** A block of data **
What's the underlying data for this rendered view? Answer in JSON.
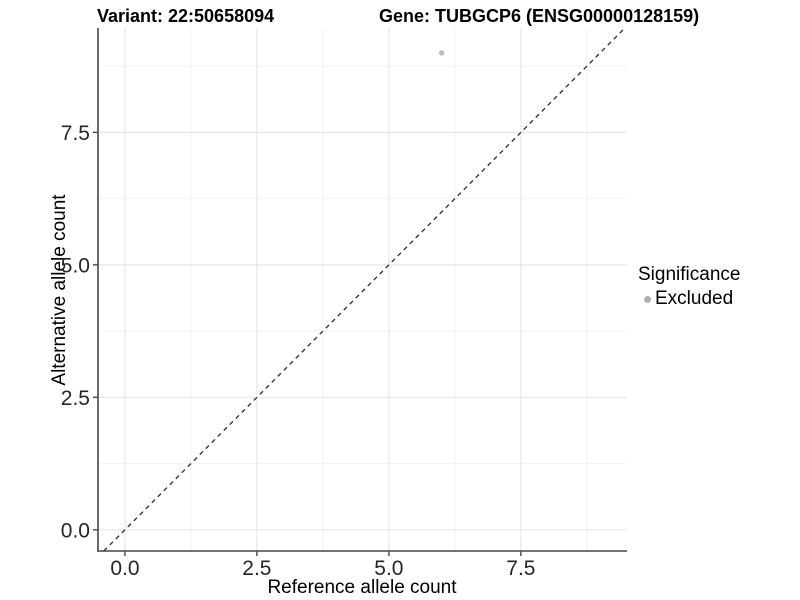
{
  "figure": {
    "background": "#ffffff"
  },
  "chart_data": {
    "type": "scatter",
    "titles": {
      "variant": "Variant: 22:50658094",
      "gene": "Gene: TUBGCP6 (ENSG00000128159)"
    },
    "xlabel": "Reference allele count",
    "ylabel": "Alternative allele count",
    "x_ticks": {
      "values": [
        0,
        2.5,
        5,
        7.5
      ],
      "labels": [
        "0.0",
        "2.5",
        "5.0",
        "7.5"
      ]
    },
    "y_ticks": {
      "values": [
        0,
        2.5,
        5,
        7.5
      ],
      "labels": [
        "0.0",
        "2.5",
        "5.0",
        "7.5"
      ]
    },
    "x_minor_ticks": [
      1.25,
      3.75,
      6.25,
      8.75
    ],
    "y_minor_ticks": [
      1.25,
      3.75,
      6.25,
      8.75
    ],
    "xlim": [
      -0.51,
      9.51
    ],
    "ylim": [
      -0.4,
      9.47
    ],
    "grid": {
      "major": true,
      "minor": true,
      "major_color": "#e7e7e7",
      "minor_color": "#f2f2f2"
    },
    "reference_line": {
      "kind": "identity",
      "style": "dashed",
      "color": "#2a2a2a"
    },
    "axis_color": "#464646",
    "series": [
      {
        "name": "Excluded",
        "marker": "circle",
        "color": "#bdbdbd",
        "points": [
          {
            "x": 6,
            "y": 9
          }
        ]
      }
    ],
    "legend": {
      "title": "Significance",
      "position": "right",
      "entries": [
        {
          "label": "Excluded",
          "marker": "circle",
          "color": "#b0b0b0"
        }
      ]
    }
  }
}
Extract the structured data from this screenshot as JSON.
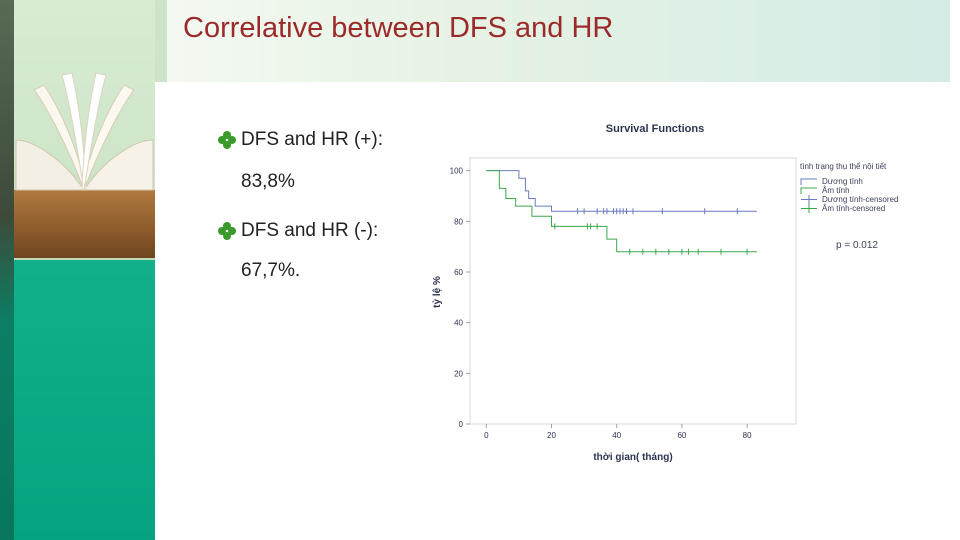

** Written problem **
Transcribe the whole listing exactly. Pictures are excluded.

** Solution below **
What's the underlying data for this rendered view? Answer in JSON.
{
  "figure": {
    "background": "#ffffff"
  },
  "chart_data": {
    "type": "scatter",
    "titles": {
      "variant": "Variant: 22:50658094",
      "gene": "Gene: TUBGCP6 (ENSG00000128159)"
    },
    "xlabel": "Reference allele count",
    "ylabel": "Alternative allele count",
    "x_ticks": {
      "values": [
        0,
        2.5,
        5,
        7.5
      ],
      "labels": [
        "0.0",
        "2.5",
        "5.0",
        "7.5"
      ]
    },
    "y_ticks": {
      "values": [
        0,
        2.5,
        5,
        7.5
      ],
      "labels": [
        "0.0",
        "2.5",
        "5.0",
        "7.5"
      ]
    },
    "x_minor_ticks": [
      1.25,
      3.75,
      6.25,
      8.75
    ],
    "y_minor_ticks": [
      1.25,
      3.75,
      6.25,
      8.75
    ],
    "xlim": [
      -0.51,
      9.51
    ],
    "ylim": [
      -0.4,
      9.47
    ],
    "grid": {
      "major": true,
      "minor": true,
      "major_color": "#e7e7e7",
      "minor_color": "#f2f2f2"
    },
    "reference_line": {
      "kind": "identity",
      "style": "dashed",
      "color": "#2a2a2a"
    },
    "axis_color": "#464646",
    "series": [
      {
        "name": "Excluded",
        "marker": "circle",
        "color": "#bdbdbd",
        "points": [
          {
            "x": 6,
            "y": 9
          }
        ]
      }
    ],
    "legend": {
      "title": "Significance",
      "position": "right",
      "entries": [
        {
          "label": "Excluded",
          "marker": "circle",
          "color": "#b0b0b0"
        }
      ]
    }
  }
}
Extract the structured data from this screenshot as JSON.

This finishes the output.